[BEGIN]

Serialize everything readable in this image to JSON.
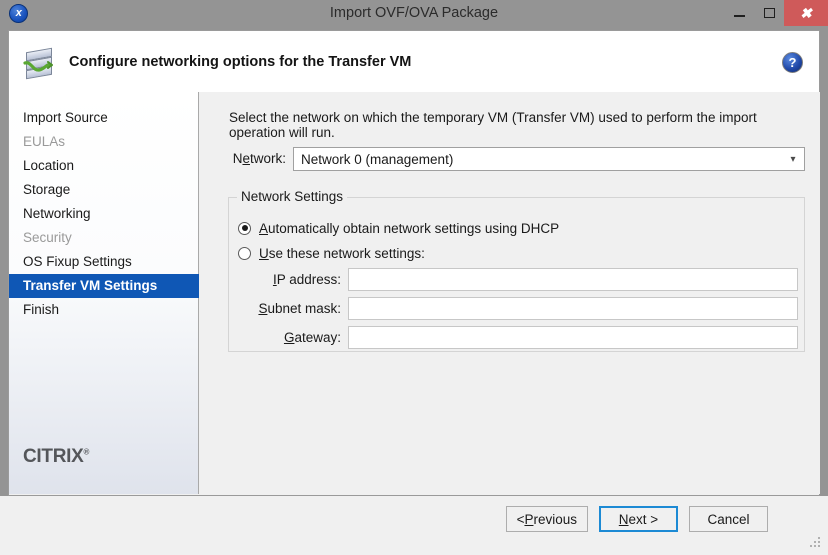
{
  "window": {
    "title": "Import OVF/OVA Package",
    "app_icon": "xencenter-logo-icon",
    "controls": {
      "minimize": "minimize-icon",
      "maximize": "maximize-icon",
      "close": "close-icon"
    },
    "close_color": "#cf5a5a",
    "titlebar_color": "#949494"
  },
  "header": {
    "title": "Configure networking options for the Transfer VM",
    "icon": "transfer-vm-network-icon",
    "help_label": "?",
    "help_color": "#1f48a8"
  },
  "sidebar": {
    "items": [
      {
        "label": "Import Source",
        "state": "enabled"
      },
      {
        "label": "EULAs",
        "state": "disabled"
      },
      {
        "label": "Location",
        "state": "enabled"
      },
      {
        "label": "Storage",
        "state": "enabled"
      },
      {
        "label": "Networking",
        "state": "enabled"
      },
      {
        "label": "Security",
        "state": "disabled"
      },
      {
        "label": "OS Fixup Settings",
        "state": "enabled"
      },
      {
        "label": "Transfer VM Settings",
        "state": "selected"
      },
      {
        "label": "Finish",
        "state": "enabled"
      }
    ],
    "selected_index": 7,
    "selection_color": "#0f57b5",
    "brand": "CITRIX",
    "brand_mark": "®"
  },
  "content": {
    "intro": "Select the network on which the temporary VM (Transfer VM) used to perform the import operation will run.",
    "network": {
      "label": "Network:",
      "label_mnemonic": "e",
      "selected_value": "Network 0 (management)",
      "options": [
        "Network 0 (management)"
      ],
      "arrow_icon": "chevron-down-icon"
    },
    "group": {
      "legend": "Network Settings",
      "radios": [
        {
          "label": "Automatically obtain network settings using DHCP",
          "mnemonic": "A",
          "checked": true
        },
        {
          "label": "Use these network settings:",
          "mnemonic": "U",
          "checked": false
        }
      ],
      "fields": [
        {
          "label": "IP address:",
          "mnemonic": "I",
          "value": "",
          "placeholder": ""
        },
        {
          "label": "Subnet mask:",
          "mnemonic": "S",
          "value": "",
          "placeholder": ""
        },
        {
          "label": "Gateway:",
          "mnemonic": "G",
          "value": "",
          "placeholder": ""
        }
      ]
    }
  },
  "footer": {
    "buttons": [
      {
        "label": "< Previous",
        "mnemonic": "P",
        "default": false
      },
      {
        "label": "Next >",
        "mnemonic": "N",
        "default": true
      },
      {
        "label": "Cancel",
        "mnemonic": "",
        "default": false
      }
    ],
    "resize_grip": "resize-grip-icon"
  }
}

[END]

WHAT YOU HAVE TO DO:
Show the lines from the data above that contain the string "options".

WRITTEN ANSWER:
    "title": "Configure networking options for the Transfer VM",
      "options": [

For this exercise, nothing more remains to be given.